* Records for processing *
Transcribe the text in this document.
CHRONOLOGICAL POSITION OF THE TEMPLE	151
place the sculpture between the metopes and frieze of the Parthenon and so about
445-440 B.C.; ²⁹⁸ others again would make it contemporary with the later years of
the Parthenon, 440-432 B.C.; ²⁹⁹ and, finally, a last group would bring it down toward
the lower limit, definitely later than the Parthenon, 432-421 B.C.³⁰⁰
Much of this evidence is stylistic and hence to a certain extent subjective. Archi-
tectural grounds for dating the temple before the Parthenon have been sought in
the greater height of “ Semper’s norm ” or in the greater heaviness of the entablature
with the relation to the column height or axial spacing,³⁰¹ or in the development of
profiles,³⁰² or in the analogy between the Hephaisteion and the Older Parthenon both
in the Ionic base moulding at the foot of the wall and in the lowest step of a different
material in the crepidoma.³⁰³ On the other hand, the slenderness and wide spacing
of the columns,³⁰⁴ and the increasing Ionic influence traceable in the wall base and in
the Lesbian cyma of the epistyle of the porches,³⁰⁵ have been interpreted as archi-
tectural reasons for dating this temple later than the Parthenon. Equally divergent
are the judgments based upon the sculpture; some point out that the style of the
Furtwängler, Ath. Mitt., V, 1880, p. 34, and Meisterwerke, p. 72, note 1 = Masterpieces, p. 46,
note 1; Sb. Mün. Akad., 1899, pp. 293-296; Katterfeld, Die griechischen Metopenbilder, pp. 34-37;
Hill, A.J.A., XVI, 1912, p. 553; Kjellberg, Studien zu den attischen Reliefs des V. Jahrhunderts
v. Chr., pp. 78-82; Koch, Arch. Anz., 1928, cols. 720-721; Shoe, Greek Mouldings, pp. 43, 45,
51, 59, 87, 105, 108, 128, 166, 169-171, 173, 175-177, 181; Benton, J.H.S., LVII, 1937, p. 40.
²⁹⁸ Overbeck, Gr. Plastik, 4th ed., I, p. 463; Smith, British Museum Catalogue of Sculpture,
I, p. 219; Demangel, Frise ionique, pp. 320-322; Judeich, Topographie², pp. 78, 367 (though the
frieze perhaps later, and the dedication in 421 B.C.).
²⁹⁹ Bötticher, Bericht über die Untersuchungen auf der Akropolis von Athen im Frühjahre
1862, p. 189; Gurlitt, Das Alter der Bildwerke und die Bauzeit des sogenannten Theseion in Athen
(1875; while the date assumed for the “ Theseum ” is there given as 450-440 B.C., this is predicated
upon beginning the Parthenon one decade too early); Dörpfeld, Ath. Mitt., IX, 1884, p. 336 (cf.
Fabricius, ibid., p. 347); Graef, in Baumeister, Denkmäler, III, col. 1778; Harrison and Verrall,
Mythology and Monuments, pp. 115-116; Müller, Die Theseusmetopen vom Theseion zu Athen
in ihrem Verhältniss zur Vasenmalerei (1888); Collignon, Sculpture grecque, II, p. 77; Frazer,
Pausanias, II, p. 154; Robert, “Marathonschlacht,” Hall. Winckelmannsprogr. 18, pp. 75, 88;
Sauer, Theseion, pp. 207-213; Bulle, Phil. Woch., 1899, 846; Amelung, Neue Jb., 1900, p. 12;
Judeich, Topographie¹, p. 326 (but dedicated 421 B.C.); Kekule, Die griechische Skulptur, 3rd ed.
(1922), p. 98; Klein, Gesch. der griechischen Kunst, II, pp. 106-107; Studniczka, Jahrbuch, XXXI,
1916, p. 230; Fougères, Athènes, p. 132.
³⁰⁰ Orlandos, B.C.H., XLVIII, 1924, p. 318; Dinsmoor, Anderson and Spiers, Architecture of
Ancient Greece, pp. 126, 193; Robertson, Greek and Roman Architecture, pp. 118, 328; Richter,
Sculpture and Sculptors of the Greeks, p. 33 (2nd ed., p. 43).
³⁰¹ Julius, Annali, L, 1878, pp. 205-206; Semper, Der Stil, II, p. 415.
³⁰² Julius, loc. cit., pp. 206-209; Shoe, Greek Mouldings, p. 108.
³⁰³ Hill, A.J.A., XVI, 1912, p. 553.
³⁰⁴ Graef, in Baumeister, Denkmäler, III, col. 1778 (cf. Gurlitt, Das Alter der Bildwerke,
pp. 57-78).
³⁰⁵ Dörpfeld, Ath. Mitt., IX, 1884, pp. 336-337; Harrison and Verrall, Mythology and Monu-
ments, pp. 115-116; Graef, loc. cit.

* Work required *
Reproduce all the data word for word.

* Reply *
Transcribe the text in this document.
CHRONOLOGICAL POSITION OF THE TEMPLE	151
place the sculpture between the metopes and frieze of the Parthenon and so about
445-440 B.C.; ²⁹⁸ others again would make it contemporary with the later years of
the Parthenon, 440-432 B.C.; ²⁹⁹ and, finally, a last group would bring it down toward
the lower limit, definitely later than the Parthenon, 432-421 B.C.³⁰⁰
Much of this evidence is stylistic and hence to a certain extent subjective. Archi-
tectural grounds for dating the temple before the Parthenon have been sought in
the greater height of “ Semper’s norm ” or in the greater heaviness of the entablature
with the relation to the column height or axial spacing,³⁰¹ or in the development of
profiles,³⁰² or in the analogy between the Hephaisteion and the Older Parthenon both
in the Ionic base moulding at the foot of the wall and in the lowest step of a different
material in the crepidoma.³⁰³ On the other hand, the slenderness and wide spacing
of the columns,³⁰⁴ and the increasing Ionic influence traceable in the wall base and in
the Lesbian cyma of the epistyle of the porches,³⁰⁵ have been interpreted as archi-
tectural reasons for dating this temple later than the Parthenon. Equally divergent
are the judgments based upon the sculpture; some point out that the style of the
Furtwängler, Ath. Mitt., V, 1880, p. 34, and Meisterwerke, p. 72, note 1 = Masterpieces, p. 46,
note 1; Sb. Mün. Akad., 1899, pp. 293-296; Katterfeld, Die griechischen Metopenbilder, pp. 34-37;
Hill, A.J.A., XVI, 1912, p. 553; Kjellberg, Studien zu den attischen Reliefs des V. Jahrhunderts
v. Chr., pp. 78-82; Koch, Arch. Anz., 1928, cols. 720-721; Shoe, Greek Mouldings, pp. 43, 45,
51, 59, 87, 105, 108, 128, 166, 169-171, 173, 175-177, 181; Benton, J.H.S., LVII, 1937, p. 40.
²⁹⁸ Overbeck, Gr. Plastik, 4th ed., I, p. 463; Smith, British Museum Catalogue of Sculpture,
I, p. 219; Demangel, Frise ionique, pp. 320-322; Judeich, Topographie², pp. 78, 367 (though the
frieze perhaps later, and the dedication in 421 B.C.).
²⁹⁹ Bötticher, Bericht über die Untersuchungen auf der Akropolis von Athen im Frühjahre
1862, p. 189; Gurlitt, Das Alter der Bildwerke und die Bauzeit des sogenannten Theseion in Athen
(1875; while the date assumed for the “ Theseum ” is there given as 450-440 B.C., this is predicated
upon beginning the Parthenon one decade too early); Dörpfeld, Ath. Mitt., IX, 1884, p. 336 (cf.
Fabricius, ibid., p. 347); Graef, in Baumeister, Denkmäler, III, col. 1778; Harrison and Verrall,
Mythology and Monuments, pp. 115-116; Müller, Die Theseusmetopen vom Theseion zu Athen
in ihrem Verhältniss zur Vasenmalerei (1888); Collignon, Sculpture grecque, II, p. 77; Frazer,
Pausanias, II, p. 154; Robert, “Marathonschlacht,” Hall. Winckelmannsprogr. 18, pp. 75, 88;
Sauer, Theseion, pp. 207-213; Bulle, Phil. Woch., 1899, 846; Amelung, Neue Jb., 1900, p. 12;
Judeich, Topographie¹, p. 326 (but dedicated 421 B.C.); Kekule, Die griechische Skulptur, 3rd ed.
(1922), p. 98; Klein, Gesch. der griechischen Kunst, II, pp. 106-107; Studniczka, Jahrbuch, XXXI,
1916, p. 230; Fougères, Athènes, p. 132.
³⁰⁰ Orlandos, B.C.H., XLVIII, 1924, p. 318; Dinsmoor, Anderson and Spiers, Architecture of
Ancient Greece, pp. 126, 193; Robertson, Greek and Roman Architecture, pp. 118, 328; Richter,
Sculpture and Sculptors of the Greeks, p. 33 (2nd ed., p. 43).
³⁰¹ Julius, Annali, L, 1878, pp. 205-206; Semper, Der Stil, II, p. 415.
³⁰² Julius, loc. cit., pp. 206-209; Shoe, Greek Mouldings, p. 108.
³⁰³ Hill, A.J.A., XVI, 1912, p. 553.
³⁰⁴ Graef, in Baumeister, Denkmäler, III, col. 1778 (cf. Gurlitt, Das Alter der Bildwerke,
pp. 57-78).
³⁰⁵ Dörpfeld, Ath. Mitt., IX, 1884, pp. 336-337; Harrison and Verrall, Mythology and Monu-
ments, pp. 115-116; Graef, loc. cit.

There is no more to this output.